Task description:
Copy every line of the data exactly, leaving nothing out.
─── Records for this task ───
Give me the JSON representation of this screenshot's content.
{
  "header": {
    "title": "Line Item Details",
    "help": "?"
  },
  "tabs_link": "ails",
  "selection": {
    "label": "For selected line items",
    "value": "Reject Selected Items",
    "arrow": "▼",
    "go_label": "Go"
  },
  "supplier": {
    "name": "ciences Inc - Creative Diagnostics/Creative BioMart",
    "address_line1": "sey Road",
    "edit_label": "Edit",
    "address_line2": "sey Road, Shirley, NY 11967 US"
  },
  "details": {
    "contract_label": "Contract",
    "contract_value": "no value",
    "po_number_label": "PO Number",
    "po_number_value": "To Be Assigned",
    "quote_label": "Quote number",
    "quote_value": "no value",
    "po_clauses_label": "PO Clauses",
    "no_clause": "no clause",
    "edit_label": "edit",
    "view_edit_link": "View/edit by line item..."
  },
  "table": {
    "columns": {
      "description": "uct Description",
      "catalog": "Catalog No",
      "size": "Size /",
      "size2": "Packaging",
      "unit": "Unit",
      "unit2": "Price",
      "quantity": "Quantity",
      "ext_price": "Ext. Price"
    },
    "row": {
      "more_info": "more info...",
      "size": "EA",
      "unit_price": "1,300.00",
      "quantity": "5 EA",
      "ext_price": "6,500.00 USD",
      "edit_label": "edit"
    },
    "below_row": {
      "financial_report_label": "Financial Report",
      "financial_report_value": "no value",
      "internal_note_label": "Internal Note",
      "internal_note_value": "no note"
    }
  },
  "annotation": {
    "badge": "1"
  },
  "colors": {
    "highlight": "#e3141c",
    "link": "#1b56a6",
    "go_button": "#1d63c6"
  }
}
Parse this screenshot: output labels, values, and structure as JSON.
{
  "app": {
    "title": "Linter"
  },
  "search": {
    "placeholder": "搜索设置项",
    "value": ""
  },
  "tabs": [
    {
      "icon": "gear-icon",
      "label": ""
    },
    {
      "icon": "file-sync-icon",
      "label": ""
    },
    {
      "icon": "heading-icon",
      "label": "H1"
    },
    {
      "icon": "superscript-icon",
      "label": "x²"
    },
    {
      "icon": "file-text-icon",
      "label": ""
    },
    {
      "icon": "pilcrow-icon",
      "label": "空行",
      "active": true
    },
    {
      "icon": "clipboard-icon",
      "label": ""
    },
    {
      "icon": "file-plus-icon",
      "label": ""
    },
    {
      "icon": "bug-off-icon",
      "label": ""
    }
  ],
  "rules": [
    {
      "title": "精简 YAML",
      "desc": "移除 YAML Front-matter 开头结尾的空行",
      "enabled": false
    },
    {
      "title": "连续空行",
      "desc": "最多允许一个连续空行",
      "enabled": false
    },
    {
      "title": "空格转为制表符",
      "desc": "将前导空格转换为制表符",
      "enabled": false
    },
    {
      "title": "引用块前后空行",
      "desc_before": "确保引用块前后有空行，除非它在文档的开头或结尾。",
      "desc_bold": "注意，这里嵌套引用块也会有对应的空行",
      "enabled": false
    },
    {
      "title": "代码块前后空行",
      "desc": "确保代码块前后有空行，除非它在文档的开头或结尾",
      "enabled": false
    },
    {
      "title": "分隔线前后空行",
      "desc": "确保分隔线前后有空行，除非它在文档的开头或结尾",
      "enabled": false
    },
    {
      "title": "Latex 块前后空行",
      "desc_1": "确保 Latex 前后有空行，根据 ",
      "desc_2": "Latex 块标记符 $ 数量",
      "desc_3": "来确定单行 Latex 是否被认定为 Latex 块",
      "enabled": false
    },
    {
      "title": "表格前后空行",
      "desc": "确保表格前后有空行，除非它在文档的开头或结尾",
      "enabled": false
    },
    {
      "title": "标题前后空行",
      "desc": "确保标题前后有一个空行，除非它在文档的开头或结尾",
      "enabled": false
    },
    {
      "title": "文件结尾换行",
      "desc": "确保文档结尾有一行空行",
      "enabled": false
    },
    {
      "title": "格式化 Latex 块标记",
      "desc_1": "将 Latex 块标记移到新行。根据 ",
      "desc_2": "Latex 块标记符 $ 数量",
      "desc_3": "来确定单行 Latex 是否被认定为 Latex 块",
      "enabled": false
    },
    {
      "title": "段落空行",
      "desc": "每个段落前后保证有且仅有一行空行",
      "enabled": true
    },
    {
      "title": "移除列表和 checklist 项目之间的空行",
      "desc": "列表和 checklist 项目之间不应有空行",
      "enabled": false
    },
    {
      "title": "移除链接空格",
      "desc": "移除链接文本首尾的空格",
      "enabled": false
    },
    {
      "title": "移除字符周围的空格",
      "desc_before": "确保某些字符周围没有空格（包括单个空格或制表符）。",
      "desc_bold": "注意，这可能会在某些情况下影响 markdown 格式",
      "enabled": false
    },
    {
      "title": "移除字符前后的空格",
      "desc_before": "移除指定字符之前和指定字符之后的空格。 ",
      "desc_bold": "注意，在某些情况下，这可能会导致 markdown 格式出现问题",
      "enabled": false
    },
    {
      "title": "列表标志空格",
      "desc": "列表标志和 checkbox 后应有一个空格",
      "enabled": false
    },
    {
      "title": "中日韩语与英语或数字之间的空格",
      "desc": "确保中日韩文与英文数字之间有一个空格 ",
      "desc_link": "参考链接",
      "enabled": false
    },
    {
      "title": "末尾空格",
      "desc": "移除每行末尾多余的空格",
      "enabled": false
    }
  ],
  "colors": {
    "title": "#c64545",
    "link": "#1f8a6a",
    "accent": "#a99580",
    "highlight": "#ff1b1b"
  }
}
───
Result of the exercise:
Give me the JSON representation of this screenshot's content.
{
  "header": {
    "title": "Line Item Details",
    "help": "?"
  },
  "tabs_link": "ails",
  "selection": {
    "label": "For selected line items",
    "value": "Reject Selected Items",
    "arrow": "▼",
    "go_label": "Go"
  },
  "supplier": {
    "name": "ciences Inc - Creative Diagnostics/Creative BioMart",
    "address_line1": "sey Road",
    "edit_label": "Edit",
    "address_line2": "sey Road, Shirley, NY 11967 US"
  },
  "details": {
    "contract_label": "Contract",
    "contract_value": "no value",
    "po_number_label": "PO Number",
    "po_number_value": "To Be Assigned",
    "quote_label": "Quote number",
    "quote_value": "no value",
    "po_clauses_label": "PO Clauses",
    "no_clause": "no clause",
    "edit_label": "edit",
    "view_edit_link": "View/edit by line item..."
  },
  "table": {
    "columns": {
      "description": "uct Description",
      "catalog": "Catalog No",
      "size": "Size /",
      "size2": "Packaging",
      "unit": "Unit",
      "unit2": "Price",
      "quantity": "Quantity",
      "ext_price": "Ext. Price"
    },
    "row": {
      "more_info": "more info...",
      "size": "EA",
      "unit_price": "1,300.00",
      "quantity": "5 EA",
      "ext_price": "6,500.00 USD",
      "edit_label": "edit"
    },
    "below_row": {
      "financial_report_label": "Financial Report",
      "financial_report_value": "no value",
      "internal_note_label": "Internal Note",
      "internal_note_value": "no note"
    }
  },
  "annotation": {
    "badge": "1"
  },
  "colors": {
    "highlight": "#e3141c",
    "link": "#1b56a6",
    "go_button": "#1d63c6"
  }
}
Parse this screenshot: output labels, values, and structure as JSON.
{
  "app": {
    "title": "Linter"
  },
  "search": {
    "placeholder": "搜索设置项",
    "value": ""
  },
  "tabs": [
    {
      "icon": "gear-icon",
      "label": ""
    },
    {
      "icon": "file-sync-icon",
      "label": ""
    },
    {
      "icon": "heading-icon",
      "label": "H1"
    },
    {
      "icon": "superscript-icon",
      "label": "x²"
    },
    {
      "icon": "file-text-icon",
      "label": ""
    },
    {
      "icon": "pilcrow-icon",
      "label": "空行",
      "active": true
    },
    {
      "icon": "clipboard-icon",
      "label": ""
    },
    {
      "icon": "file-plus-icon",
      "label": ""
    },
    {
      "icon": "bug-off-icon",
      "label": ""
    }
  ],
  "rules": [
    {
      "title": "精简 YAML",
      "desc": "移除 YAML Front-matter 开头结尾的空行",
      "enabled": false
    },
    {
      "title": "连续空行",
      "desc": "最多允许一个连续空行",
      "enabled": false
    },
    {
      "title": "空格转为制表符",
      "desc": "将前导空格转换为制表符",
      "enabled": false
    },
    {
      "title": "引用块前后空行",
      "desc_before": "确保引用块前后有空行，除非它在文档的开头或结尾。",
      "desc_bold": "注意，这里嵌套引用块也会有对应的空行",
      "enabled": false
    },
    {
      "title": "代码块前后空行",
      "desc": "确保代码块前后有空行，除非它在文档的开头或结尾",
      "enabled": false
    },
    {
      "title": "分隔线前后空行",
      "desc": "确保分隔线前后有空行，除非它在文档的开头或结尾",
      "enabled": false
    },
    {
      "title": "Latex 块前后空行",
      "desc_1": "确保 Latex 前后有空行，根据 ",
      "desc_2": "Latex 块标记符 $ 数量",
      "desc_3": "来确定单行 Latex 是否被认定为 Latex 块",
      "enabled": false
    },
    {
      "title": "表格前后空行",
      "desc": "确保表格前后有空行，除非它在文档的开头或结尾",
      "enabled": false
    },
    {
      "title": "标题前后空行",
      "desc": "确保标题前后有一个空行，除非它在文档的开头或结尾",
      "enabled": false
    },
    {
      "title": "文件结尾换行",
      "desc": "确保文档结尾有一行空行",
      "enabled": false
    },
    {
      "title": "格式化 Latex 块标记",
      "desc_1": "将 Latex 块标记移到新行。根据 ",
      "desc_2": "Latex 块标记符 $ 数量",
      "desc_3": "来确定单行 Latex 是否被认定为 Latex 块",
      "enabled": false
    },
    {
      "title": "段落空行",
      "desc": "每个段落前后保证有且仅有一行空行",
      "enabled": true
    },
    {
      "title": "移除列表和 checklist 项目之间的空行",
      "desc": "列表和 checklist 项目之间不应有空行",
      "enabled": false
    },
    {
      "title": "移除链接空格",
      "desc": "移除链接文本首尾的空格",
      "enabled": false
    },
    {
      "title": "移除字符周围的空格",
      "desc_before": "确保某些字符周围没有空格（包括单个空格或制表符）。",
      "desc_bold": "注意，这可能会在某些情况下影响 markdown 格式",
      "enabled": false
    },
    {
      "title": "移除字符前后的空格",
      "desc_before": "移除指定字符之前和指定字符之后的空格。 ",
      "desc_bold": "注意，在某些情况下，这可能会导致 markdown 格式出现问题",
      "enabled": false
    },
    {
      "title": "列表标志空格",
      "desc": "列表标志和 checkbox 后应有一个空格",
      "enabled": false
    },
    {
      "title": "中日韩语与英语或数字之间的空格",
      "desc": "确保中日韩文与英文数字之间有一个空格 ",
      "desc_link": "参考链接",
      "enabled": false
    },
    {
      "title": "末尾空格",
      "desc": "移除每行末尾多余的空格",
      "enabled": false
    }
  ],
  "colors": {
    "title": "#c64545",
    "link": "#1f8a6a",
    "accent": "#a99580",
    "highlight": "#ff1b1b"
  }
}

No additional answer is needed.